__Do this__: Write out the listing below exactly, and omit any images you find in it.
--- Start Recorded data ---
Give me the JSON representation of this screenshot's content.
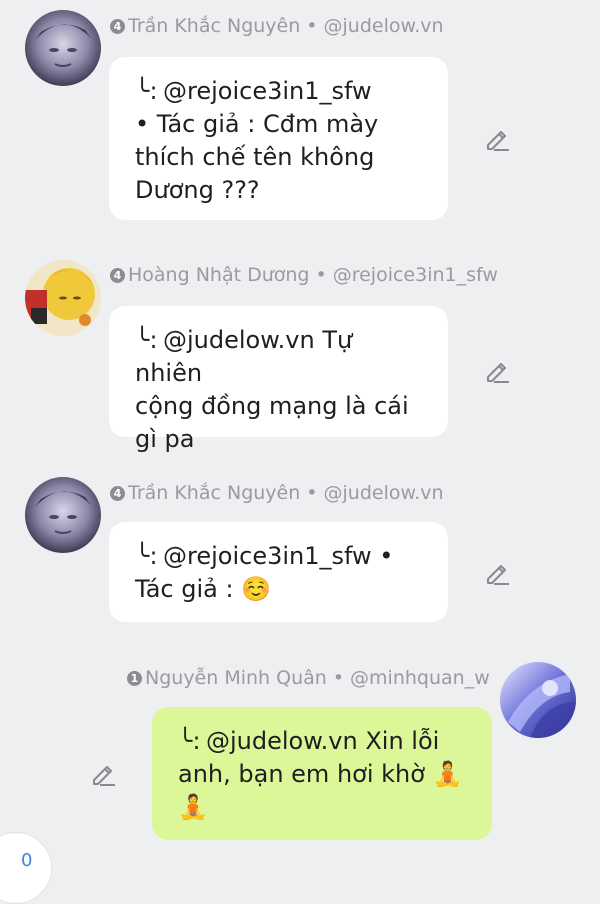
{
  "messages": [
    {
      "level": "4",
      "author": "Trần Khắc Nguyên",
      "handle": "@judelow.vn",
      "reply_marker": "╰:",
      "text_lines": [
        "@rejoice3in1_sfw",
        "• Tác giả : Cđm mày",
        "thích chế tên không",
        "Dương ???"
      ]
    },
    {
      "level": "4",
      "author": "Hoàng Nhật Dương",
      "handle": "@rejoice3in1_sfw",
      "reply_marker": "╰:",
      "text_lines": [
        "@judelow.vn Tự nhiên",
        "cộng đồng mạng là cái",
        "gì pa"
      ]
    },
    {
      "level": "4",
      "author": "Trần Khắc Nguyên",
      "handle": "@judelow.vn",
      "reply_marker": "╰:",
      "text_lines": [
        "@rejoice3in1_sfw •",
        "Tác giả : ☺️"
      ]
    },
    {
      "level": "1",
      "author": "Nguyễn Minh Quân",
      "handle": "@minhquan_w",
      "reply_marker": "╰:",
      "text_lines": [
        "@judelow.vn Xin lỗi",
        "anh, bạn em hơi khờ 🧘",
        "🧘"
      ]
    }
  ],
  "separator": "•",
  "counter": "0",
  "colors": {
    "incoming_bubble": "#ffffff",
    "outgoing_bubble": "#dcf797",
    "background": "#eeeff1",
    "meta_text": "#9b9b9f",
    "counter_text": "#3f86d4"
  },
  "icons": {
    "edit": "pencil-icon"
  }
}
--- End Recorded data ---
__Result__:
Give me the JSON representation of this screenshot's content.
{
  "messages": [
    {
      "level": "4",
      "author": "Trần Khắc Nguyên",
      "handle": "@judelow.vn",
      "reply_marker": "╰:",
      "text_lines": [
        "@rejoice3in1_sfw",
        "• Tác giả : Cđm mày",
        "thích chế tên không",
        "Dương ???"
      ]
    },
    {
      "level": "4",
      "author": "Hoàng Nhật Dương",
      "handle": "@rejoice3in1_sfw",
      "reply_marker": "╰:",
      "text_lines": [
        "@judelow.vn Tự nhiên",
        "cộng đồng mạng là cái",
        "gì pa"
      ]
    },
    {
      "level": "4",
      "author": "Trần Khắc Nguyên",
      "handle": "@judelow.vn",
      "reply_marker": "╰:",
      "text_lines": [
        "@rejoice3in1_sfw •",
        "Tác giả : ☺️"
      ]
    },
    {
      "level": "1",
      "author": "Nguyễn Minh Quân",
      "handle": "@minhquan_w",
      "reply_marker": "╰:",
      "text_lines": [
        "@judelow.vn Xin lỗi",
        "anh, bạn em hơi khờ 🧘",
        "🧘"
      ]
    }
  ],
  "separator": "•",
  "counter": "0",
  "colors": {
    "incoming_bubble": "#ffffff",
    "outgoing_bubble": "#dcf797",
    "background": "#eeeff1",
    "meta_text": "#9b9b9f",
    "counter_text": "#3f86d4"
  },
  "icons": {
    "edit": "pencil-icon"
  }
}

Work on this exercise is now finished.